** EXERCISE PROMPT **
Please rewrite the part of the listing that opens with the line containing "- user-icon: [41, 179, 59, 194]" and closes with the line containing "- tab-senders[interactable]: Senders: [470, 1, 573, 62]", switching "close-icon" to "dismiss-icon" and keeping everything else the same.

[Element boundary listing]

* BEGIN *

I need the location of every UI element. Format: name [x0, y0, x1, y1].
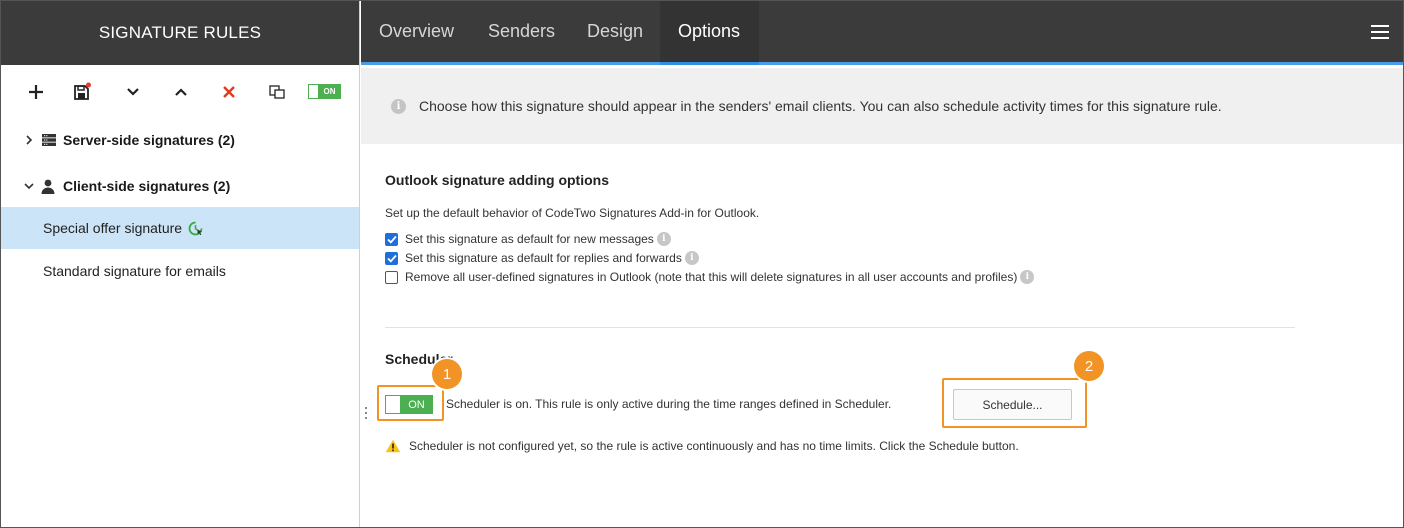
- user-icon: [41, 179, 59, 194]
- save-button[interactable]: [69, 79, 95, 105]
- close-icon: [223, 86, 235, 98]
- info-icon: i: [391, 98, 406, 114]
- tree-group-server-side[interactable]: Server-side signatures (2): [1, 120, 359, 160]
- rule-label: Special offer signature: [43, 220, 183, 236]
- rule-label: Standard signature for emails: [43, 263, 226, 279]
- tab-overview[interactable]: Overview: [361, 1, 472, 62]
- checkbox-default-new-messages[interactable]: [385, 232, 398, 246]
- scheduler-warning: Scheduler is not configured yet, so the …: [385, 439, 1019, 453]
- tree-group-label: Client-side signatures (2): [63, 178, 231, 194]
- move-up-button[interactable]: [168, 79, 194, 105]
- chevron-up-icon: [175, 88, 187, 96]
- checkbox-default-replies[interactable]: [385, 251, 398, 265]
- option-default-new-messages: Set this signature as default for new me…: [385, 230, 671, 248]
- callout-badge-1: 1: [432, 359, 462, 389]
- section-divider: [385, 327, 1295, 328]
- tab-options[interactable]: Options: [660, 1, 759, 65]
- tab-senders[interactable]: Senders: [470, 1, 573, 62]
- info-bar: i Choose how this signature should appea…: [361, 68, 1403, 144]
- callout-box-scheduler-toggle: [377, 385, 444, 421]
- option-default-replies: Set this signature as default for replie…: [385, 249, 699, 267]
- warning-text: Scheduler is not configured yet, so the …: [409, 439, 1019, 453]
- toggle-label: ON: [319, 85, 340, 98]
- warning-icon: [385, 439, 401, 453]
- callout-box-schedule-button: [942, 378, 1087, 428]
- scheduler-status-text: Scheduler is on. This rule is only activ…: [446, 397, 892, 411]
- checkbox-remove-user-signatures[interactable]: [385, 270, 398, 284]
- chevron-right-icon: [23, 135, 35, 145]
- delete-rule-button[interactable]: [216, 79, 242, 105]
- copy-icon: [269, 85, 285, 99]
- menu-icon[interactable]: [1371, 25, 1389, 41]
- option-label: Set this signature as default for replie…: [405, 251, 682, 265]
- tree-group-client-side[interactable]: Client-side signatures (2): [1, 166, 359, 206]
- resize-handle[interactable]: [365, 407, 368, 423]
- move-down-button[interactable]: [120, 79, 146, 105]
- info-icon[interactable]: i: [656, 232, 671, 246]
- add-rule-button[interactable]: [23, 79, 49, 105]
- option-label: Set this signature as default for new me…: [405, 232, 654, 246]
- tab-design[interactable]: Design: [569, 1, 661, 62]
- rule-special-offer-signature[interactable]: Special offer signature: [1, 207, 359, 249]
- rule-enabled-toggle[interactable]: ON: [308, 84, 341, 99]
- sidebar-toolbar: ON: [1, 65, 359, 119]
- checkmark-icon: [386, 254, 397, 263]
- duplicate-rule-button[interactable]: [264, 79, 290, 105]
- app-window: SIGNATURE RULES ON Server-side signature…: [0, 0, 1404, 528]
- save-icon: [74, 82, 91, 100]
- callout-badge-2: 2: [1074, 351, 1104, 381]
- main-panel: Overview Senders Design Options i Choose…: [361, 1, 1403, 527]
- outlook-options-description: Set up the default behavior of CodeTwo S…: [385, 206, 760, 220]
- scheduled-active-icon: [188, 221, 203, 236]
- tab-bar: Overview Senders Design Options: [361, 1, 1403, 65]
- server-icon: [41, 133, 59, 147]
- toggle-knob: [309, 85, 319, 98]
- tree-group-label: Server-side signatures (2): [63, 132, 235, 148]
- sidebar-title: SIGNATURE RULES: [1, 1, 359, 65]
- info-text: Choose how this signature should appear …: [419, 98, 1222, 114]
- chevron-down-icon: [127, 88, 139, 96]
- option-label: Remove all user-defined signatures in Ou…: [405, 270, 1018, 284]
- info-icon[interactable]: i: [1020, 270, 1035, 284]
- rule-standard-signature[interactable]: Standard signature for emails: [1, 250, 359, 292]
- option-remove-user-signatures: Remove all user-defined signatures in Ou…: [385, 268, 1035, 286]
- checkmark-icon: [386, 235, 397, 244]
- plus-icon: [29, 85, 43, 99]
- info-icon[interactable]: i: [684, 251, 699, 265]
- sidebar: SIGNATURE RULES ON Server-side signature…: [1, 1, 360, 527]
- chevron-down-icon: [23, 182, 35, 190]
- outlook-options-title: Outlook signature adding options: [385, 172, 609, 188]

* END *

** SOLUTION BELOW **
- user-icon: [41, 179, 59, 194]
- save-button[interactable]: [69, 79, 95, 105]
- dismiss-icon: [223, 86, 235, 98]
- info-icon: i: [391, 98, 406, 114]
- tree-group-server-side[interactable]: Server-side signatures (2): [1, 120, 359, 160]
- rule-label: Special offer signature: [43, 220, 183, 236]
- rule-label: Standard signature for emails: [43, 263, 226, 279]
- tab-overview[interactable]: Overview: [361, 1, 472, 62]
- checkbox-default-new-messages[interactable]: [385, 232, 398, 246]
- scheduler-warning: Scheduler is not configured yet, so the …: [385, 439, 1019, 453]
- tree-group-label: Client-side signatures (2): [63, 178, 231, 194]
- move-up-button[interactable]: [168, 79, 194, 105]
- chevron-up-icon: [175, 88, 187, 96]
- checkbox-default-replies[interactable]: [385, 251, 398, 265]
- option-default-new-messages: Set this signature as default for new me…: [385, 230, 671, 248]
- callout-badge-1: 1: [432, 359, 462, 389]
- section-divider: [385, 327, 1295, 328]
- tab-options[interactable]: Options: [660, 1, 759, 65]
- tab-senders[interactable]: Senders: [470, 1, 573, 62]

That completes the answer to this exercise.